Challenge: In the records below, find each line containing the word "يمكن" and copy it.

Provided records:
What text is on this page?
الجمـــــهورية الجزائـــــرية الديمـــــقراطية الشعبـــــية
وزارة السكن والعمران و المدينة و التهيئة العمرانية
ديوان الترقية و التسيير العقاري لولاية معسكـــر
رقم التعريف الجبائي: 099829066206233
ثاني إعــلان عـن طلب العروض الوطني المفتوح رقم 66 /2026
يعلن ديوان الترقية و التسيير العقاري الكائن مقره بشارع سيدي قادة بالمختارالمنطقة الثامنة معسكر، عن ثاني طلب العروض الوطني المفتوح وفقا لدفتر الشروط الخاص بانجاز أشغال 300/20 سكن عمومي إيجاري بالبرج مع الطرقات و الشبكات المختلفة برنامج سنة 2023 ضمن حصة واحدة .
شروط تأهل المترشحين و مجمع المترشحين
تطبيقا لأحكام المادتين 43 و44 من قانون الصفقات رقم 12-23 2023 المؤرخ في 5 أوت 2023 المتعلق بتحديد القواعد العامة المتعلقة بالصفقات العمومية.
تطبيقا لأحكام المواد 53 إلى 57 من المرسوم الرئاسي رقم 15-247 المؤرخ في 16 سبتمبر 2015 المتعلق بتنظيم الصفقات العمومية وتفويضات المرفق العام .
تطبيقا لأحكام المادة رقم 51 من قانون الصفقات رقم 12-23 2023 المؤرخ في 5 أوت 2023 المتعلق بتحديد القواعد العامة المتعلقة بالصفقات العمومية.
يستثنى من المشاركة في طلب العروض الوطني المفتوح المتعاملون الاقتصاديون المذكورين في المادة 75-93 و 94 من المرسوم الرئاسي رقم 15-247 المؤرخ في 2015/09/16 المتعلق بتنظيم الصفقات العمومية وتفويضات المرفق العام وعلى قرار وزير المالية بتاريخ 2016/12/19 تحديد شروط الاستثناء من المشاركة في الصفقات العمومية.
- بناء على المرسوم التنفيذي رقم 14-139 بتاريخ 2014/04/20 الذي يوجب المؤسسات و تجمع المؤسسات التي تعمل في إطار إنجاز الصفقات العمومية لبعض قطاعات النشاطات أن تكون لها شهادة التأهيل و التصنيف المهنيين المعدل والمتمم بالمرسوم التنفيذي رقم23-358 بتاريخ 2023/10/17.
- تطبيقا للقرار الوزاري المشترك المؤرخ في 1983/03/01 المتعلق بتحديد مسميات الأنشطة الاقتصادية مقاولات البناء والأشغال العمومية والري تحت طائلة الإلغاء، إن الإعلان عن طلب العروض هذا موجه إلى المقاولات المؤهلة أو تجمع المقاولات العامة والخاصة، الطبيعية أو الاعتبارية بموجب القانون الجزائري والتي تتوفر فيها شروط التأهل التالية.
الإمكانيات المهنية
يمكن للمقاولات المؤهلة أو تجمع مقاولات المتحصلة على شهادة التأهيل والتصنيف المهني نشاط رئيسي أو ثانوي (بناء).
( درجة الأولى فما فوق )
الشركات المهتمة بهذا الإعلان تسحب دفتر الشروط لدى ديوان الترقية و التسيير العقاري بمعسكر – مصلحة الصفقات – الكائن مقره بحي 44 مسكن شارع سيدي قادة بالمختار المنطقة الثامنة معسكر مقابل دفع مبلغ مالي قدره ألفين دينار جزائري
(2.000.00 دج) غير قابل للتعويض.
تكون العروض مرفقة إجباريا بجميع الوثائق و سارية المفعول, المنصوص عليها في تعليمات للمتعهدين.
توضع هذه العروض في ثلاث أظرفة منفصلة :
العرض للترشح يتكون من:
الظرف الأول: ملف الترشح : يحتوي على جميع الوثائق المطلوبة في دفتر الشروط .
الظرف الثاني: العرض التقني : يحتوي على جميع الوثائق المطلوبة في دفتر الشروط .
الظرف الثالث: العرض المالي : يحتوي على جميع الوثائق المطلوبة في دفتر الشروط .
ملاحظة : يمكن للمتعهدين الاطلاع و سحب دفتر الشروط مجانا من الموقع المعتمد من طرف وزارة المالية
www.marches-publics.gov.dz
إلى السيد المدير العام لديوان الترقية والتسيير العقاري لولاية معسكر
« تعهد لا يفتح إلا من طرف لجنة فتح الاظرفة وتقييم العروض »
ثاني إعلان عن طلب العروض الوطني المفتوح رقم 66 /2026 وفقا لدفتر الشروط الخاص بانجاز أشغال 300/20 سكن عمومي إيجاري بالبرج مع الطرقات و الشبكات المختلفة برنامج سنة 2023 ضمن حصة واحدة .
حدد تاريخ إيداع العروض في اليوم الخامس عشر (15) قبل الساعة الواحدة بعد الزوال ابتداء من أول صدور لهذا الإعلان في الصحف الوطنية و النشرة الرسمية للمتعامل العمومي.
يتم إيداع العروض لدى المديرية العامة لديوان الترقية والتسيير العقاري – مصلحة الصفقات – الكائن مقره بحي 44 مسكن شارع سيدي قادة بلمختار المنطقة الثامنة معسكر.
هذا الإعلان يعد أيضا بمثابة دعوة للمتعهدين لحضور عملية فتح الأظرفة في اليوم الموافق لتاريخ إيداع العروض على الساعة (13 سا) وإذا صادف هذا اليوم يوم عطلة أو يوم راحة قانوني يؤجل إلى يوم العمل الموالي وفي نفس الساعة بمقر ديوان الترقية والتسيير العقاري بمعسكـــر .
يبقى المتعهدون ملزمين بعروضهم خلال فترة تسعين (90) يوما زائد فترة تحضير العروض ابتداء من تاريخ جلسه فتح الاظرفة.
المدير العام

Exercise solution:
يمكن للمقاولات المؤهلة أو تجمع مقاولات المتحصلة على شهادة التأهيل والتصنيف المهني نشاط رئيسي أو ثانوي (بناء).
ملاحظة : يمكن للمتعهدين الاطلاع و سحب دفتر الشروط مجانا من الموقع المعتمد من طرف وزارة المالية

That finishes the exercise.